▶ Given problem
In the listing below, find every line with the string "intensity" and pull it out.

[Figure record extracts]
****************************************
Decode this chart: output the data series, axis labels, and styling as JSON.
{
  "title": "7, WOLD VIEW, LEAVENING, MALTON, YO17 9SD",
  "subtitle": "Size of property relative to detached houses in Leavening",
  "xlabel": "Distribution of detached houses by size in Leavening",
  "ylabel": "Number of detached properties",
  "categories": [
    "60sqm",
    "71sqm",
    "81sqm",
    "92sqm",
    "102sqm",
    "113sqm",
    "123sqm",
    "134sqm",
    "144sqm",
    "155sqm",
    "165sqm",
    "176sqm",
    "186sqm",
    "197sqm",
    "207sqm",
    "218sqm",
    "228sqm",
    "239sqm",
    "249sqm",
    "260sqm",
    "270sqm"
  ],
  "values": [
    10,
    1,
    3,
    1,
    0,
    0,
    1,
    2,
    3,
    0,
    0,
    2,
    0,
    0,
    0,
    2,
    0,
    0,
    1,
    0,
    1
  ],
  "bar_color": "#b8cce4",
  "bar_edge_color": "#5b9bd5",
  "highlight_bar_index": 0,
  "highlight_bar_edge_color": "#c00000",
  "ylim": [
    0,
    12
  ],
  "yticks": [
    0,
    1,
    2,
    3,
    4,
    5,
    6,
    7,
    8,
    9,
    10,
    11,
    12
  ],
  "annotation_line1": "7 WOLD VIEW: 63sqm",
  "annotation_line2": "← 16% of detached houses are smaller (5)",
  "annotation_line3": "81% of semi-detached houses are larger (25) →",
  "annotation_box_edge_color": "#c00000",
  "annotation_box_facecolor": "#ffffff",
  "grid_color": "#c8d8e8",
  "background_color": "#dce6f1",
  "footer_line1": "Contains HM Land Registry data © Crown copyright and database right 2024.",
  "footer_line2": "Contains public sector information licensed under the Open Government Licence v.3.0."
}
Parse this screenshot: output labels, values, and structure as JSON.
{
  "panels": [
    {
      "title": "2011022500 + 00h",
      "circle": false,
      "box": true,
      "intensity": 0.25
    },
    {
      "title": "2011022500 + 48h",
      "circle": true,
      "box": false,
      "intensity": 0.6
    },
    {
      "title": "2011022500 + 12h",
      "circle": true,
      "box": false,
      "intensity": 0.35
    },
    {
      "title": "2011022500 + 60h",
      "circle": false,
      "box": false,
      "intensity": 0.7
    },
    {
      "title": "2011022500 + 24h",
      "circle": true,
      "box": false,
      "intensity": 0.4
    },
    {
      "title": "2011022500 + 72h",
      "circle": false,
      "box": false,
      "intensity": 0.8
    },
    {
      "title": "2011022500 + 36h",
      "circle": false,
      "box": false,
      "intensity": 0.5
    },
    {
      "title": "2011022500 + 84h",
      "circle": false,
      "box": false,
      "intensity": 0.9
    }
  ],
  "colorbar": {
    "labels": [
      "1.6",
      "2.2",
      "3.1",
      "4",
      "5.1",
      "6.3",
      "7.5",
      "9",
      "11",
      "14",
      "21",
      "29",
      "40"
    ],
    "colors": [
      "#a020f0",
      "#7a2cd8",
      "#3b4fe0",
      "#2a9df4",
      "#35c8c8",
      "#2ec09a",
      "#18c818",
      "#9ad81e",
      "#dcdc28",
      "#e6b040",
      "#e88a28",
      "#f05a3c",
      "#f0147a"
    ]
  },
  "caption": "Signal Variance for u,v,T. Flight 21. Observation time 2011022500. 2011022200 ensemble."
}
****************************************
▶ Response to this exercise
      "intensity": 0.25
      "intensity": 0.6
      "intensity": 0.35
      "intensity": 0.7
      "intensity": 0.4
      "intensity": 0.8
      "intensity": 0.5
      "intensity": 0.9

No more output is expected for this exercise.